◆ **OBJECTIVE**:
Your task is to repeat the listing exactly.

◆ **SUPPLIED RECORDS**:
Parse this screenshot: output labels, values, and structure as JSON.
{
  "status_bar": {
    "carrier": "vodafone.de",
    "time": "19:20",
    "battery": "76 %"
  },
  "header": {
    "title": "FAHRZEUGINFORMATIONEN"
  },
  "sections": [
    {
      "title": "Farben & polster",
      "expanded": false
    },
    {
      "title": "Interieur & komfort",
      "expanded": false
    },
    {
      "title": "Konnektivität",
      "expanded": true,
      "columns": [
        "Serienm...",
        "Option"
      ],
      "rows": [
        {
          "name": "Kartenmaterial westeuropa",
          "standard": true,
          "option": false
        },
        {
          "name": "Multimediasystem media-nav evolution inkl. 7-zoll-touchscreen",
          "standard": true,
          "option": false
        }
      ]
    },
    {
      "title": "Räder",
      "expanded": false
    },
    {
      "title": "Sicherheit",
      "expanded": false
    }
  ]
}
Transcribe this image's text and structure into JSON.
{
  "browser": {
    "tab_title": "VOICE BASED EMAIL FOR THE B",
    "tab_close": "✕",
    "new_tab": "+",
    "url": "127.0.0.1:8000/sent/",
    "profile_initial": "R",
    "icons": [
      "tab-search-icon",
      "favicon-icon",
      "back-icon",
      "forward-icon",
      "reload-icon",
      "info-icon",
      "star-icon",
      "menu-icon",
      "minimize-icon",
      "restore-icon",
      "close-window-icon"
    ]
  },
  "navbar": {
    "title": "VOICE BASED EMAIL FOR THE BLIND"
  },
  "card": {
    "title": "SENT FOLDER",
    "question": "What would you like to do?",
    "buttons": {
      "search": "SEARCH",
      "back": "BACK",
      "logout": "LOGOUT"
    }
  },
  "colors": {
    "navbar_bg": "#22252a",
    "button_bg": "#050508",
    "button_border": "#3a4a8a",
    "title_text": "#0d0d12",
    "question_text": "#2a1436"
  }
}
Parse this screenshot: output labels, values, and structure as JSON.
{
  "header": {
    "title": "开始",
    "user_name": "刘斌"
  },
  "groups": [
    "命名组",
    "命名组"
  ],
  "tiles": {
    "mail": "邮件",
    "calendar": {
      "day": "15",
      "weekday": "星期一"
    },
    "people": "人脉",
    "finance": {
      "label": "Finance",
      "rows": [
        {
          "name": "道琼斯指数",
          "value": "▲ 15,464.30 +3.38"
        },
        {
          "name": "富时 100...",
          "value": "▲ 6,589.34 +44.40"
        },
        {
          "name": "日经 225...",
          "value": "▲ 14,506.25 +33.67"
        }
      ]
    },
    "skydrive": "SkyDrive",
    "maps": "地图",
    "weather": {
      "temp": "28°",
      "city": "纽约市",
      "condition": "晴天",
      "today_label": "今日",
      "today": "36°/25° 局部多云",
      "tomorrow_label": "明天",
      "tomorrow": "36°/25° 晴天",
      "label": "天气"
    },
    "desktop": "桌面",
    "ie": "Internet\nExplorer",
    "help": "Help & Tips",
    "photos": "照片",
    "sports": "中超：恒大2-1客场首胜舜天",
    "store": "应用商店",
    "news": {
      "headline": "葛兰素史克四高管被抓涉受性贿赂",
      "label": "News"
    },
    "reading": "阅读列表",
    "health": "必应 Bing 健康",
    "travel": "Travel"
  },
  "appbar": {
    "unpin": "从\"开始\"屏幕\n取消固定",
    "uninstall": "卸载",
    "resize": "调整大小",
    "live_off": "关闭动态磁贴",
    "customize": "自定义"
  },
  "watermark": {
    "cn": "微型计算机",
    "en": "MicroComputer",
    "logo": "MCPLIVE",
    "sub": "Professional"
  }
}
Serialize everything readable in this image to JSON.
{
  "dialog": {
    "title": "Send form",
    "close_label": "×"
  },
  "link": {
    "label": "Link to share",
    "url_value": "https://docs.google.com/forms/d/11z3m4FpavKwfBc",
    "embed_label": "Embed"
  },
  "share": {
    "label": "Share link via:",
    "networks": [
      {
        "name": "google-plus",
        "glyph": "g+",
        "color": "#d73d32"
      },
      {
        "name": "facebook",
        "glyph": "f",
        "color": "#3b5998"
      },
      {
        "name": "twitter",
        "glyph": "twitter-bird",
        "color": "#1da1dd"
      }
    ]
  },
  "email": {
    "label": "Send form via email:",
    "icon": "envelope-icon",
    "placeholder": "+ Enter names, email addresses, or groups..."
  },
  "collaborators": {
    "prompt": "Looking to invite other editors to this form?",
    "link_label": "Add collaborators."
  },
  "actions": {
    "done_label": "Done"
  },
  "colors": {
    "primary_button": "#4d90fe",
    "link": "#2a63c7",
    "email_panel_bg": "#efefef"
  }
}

◆ **RESULT OF THIS EXERCISE**:
Parse this screenshot: output labels, values, and structure as JSON.
{
  "status_bar": {
    "carrier": "vodafone.de",
    "time": "19:20",
    "battery": "76 %"
  },
  "header": {
    "title": "FAHRZEUGINFORMATIONEN"
  },
  "sections": [
    {
      "title": "Farben & polster",
      "expanded": false
    },
    {
      "title": "Interieur & komfort",
      "expanded": false
    },
    {
      "title": "Konnektivität",
      "expanded": true,
      "columns": [
        "Serienm...",
        "Option"
      ],
      "rows": [
        {
          "name": "Kartenmaterial westeuropa",
          "standard": true,
          "option": false
        },
        {
          "name": "Multimediasystem media-nav evolution inkl. 7-zoll-touchscreen",
          "standard": true,
          "option": false
        }
      ]
    },
    {
      "title": "Räder",
      "expanded": false
    },
    {
      "title": "Sicherheit",
      "expanded": false
    }
  ]
}
Transcribe this image's text and structure into JSON.
{
  "browser": {
    "tab_title": "VOICE BASED EMAIL FOR THE B",
    "tab_close": "✕",
    "new_tab": "+",
    "url": "127.0.0.1:8000/sent/",
    "profile_initial": "R",
    "icons": [
      "tab-search-icon",
      "favicon-icon",
      "back-icon",
      "forward-icon",
      "reload-icon",
      "info-icon",
      "star-icon",
      "menu-icon",
      "minimize-icon",
      "restore-icon",
      "close-window-icon"
    ]
  },
  "navbar": {
    "title": "VOICE BASED EMAIL FOR THE BLIND"
  },
  "card": {
    "title": "SENT FOLDER",
    "question": "What would you like to do?",
    "buttons": {
      "search": "SEARCH",
      "back": "BACK",
      "logout": "LOGOUT"
    }
  },
  "colors": {
    "navbar_bg": "#22252a",
    "button_bg": "#050508",
    "button_border": "#3a4a8a",
    "title_text": "#0d0d12",
    "question_text": "#2a1436"
  }
}
Parse this screenshot: output labels, values, and structure as JSON.
{
  "header": {
    "title": "开始",
    "user_name": "刘斌"
  },
  "groups": [
    "命名组",
    "命名组"
  ],
  "tiles": {
    "mail": "邮件",
    "calendar": {
      "day": "15",
      "weekday": "星期一"
    },
    "people": "人脉",
    "finance": {
      "label": "Finance",
      "rows": [
        {
          "name": "道琼斯指数",
          "value": "▲ 15,464.30 +3.38"
        },
        {
          "name": "富时 100...",
          "value": "▲ 6,589.34 +44.40"
        },
        {
          "name": "日经 225...",
          "value": "▲ 14,506.25 +33.67"
        }
      ]
    },
    "skydrive": "SkyDrive",
    "maps": "地图",
    "weather": {
      "temp": "28°",
      "city": "纽约市",
      "condition": "晴天",
      "today_label": "今日",
      "today": "36°/25° 局部多云",
      "tomorrow_label": "明天",
      "tomorrow": "36°/25° 晴天",
      "label": "天气"
    },
    "desktop": "桌面",
    "ie": "Internet\nExplorer",
    "help": "Help & Tips",
    "photos": "照片",
    "sports": "中超：恒大2-1客场首胜舜天",
    "store": "应用商店",
    "news": {
      "headline": "葛兰素史克四高管被抓涉受性贿赂",
      "label": "News"
    },
    "reading": "阅读列表",
    "health": "必应 Bing 健康",
    "travel": "Travel"
  },
  "appbar": {
    "unpin": "从\"开始\"屏幕\n取消固定",
    "uninstall": "卸载",
    "resize": "调整大小",
    "live_off": "关闭动态磁贴",
    "customize": "自定义"
  },
  "watermark": {
    "cn": "微型计算机",
    "en": "MicroComputer",
    "logo": "MCPLIVE",
    "sub": "Professional"
  }
}
Serialize everything readable in this image to JSON.
{
  "dialog": {
    "title": "Send form",
    "close_label": "×"
  },
  "link": {
    "label": "Link to share",
    "url_value": "https://docs.google.com/forms/d/11z3m4FpavKwfBc",
    "embed_label": "Embed"
  },
  "share": {
    "label": "Share link via:",
    "networks": [
      {
        "name": "google-plus",
        "glyph": "g+",
        "color": "#d73d32"
      },
      {
        "name": "facebook",
        "glyph": "f",
        "color": "#3b5998"
      },
      {
        "name": "twitter",
        "glyph": "twitter-bird",
        "color": "#1da1dd"
      }
    ]
  },
  "email": {
    "label": "Send form via email:",
    "icon": "envelope-icon",
    "placeholder": "+ Enter names, email addresses, or groups..."
  },
  "collaborators": {
    "prompt": "Looking to invite other editors to this form?",
    "link_label": "Add collaborators."
  },
  "actions": {
    "done_label": "Done"
  },
  "colors": {
    "primary_button": "#4d90fe",
    "link": "#2a63c7",
    "email_panel_bg": "#efefef"
  }
}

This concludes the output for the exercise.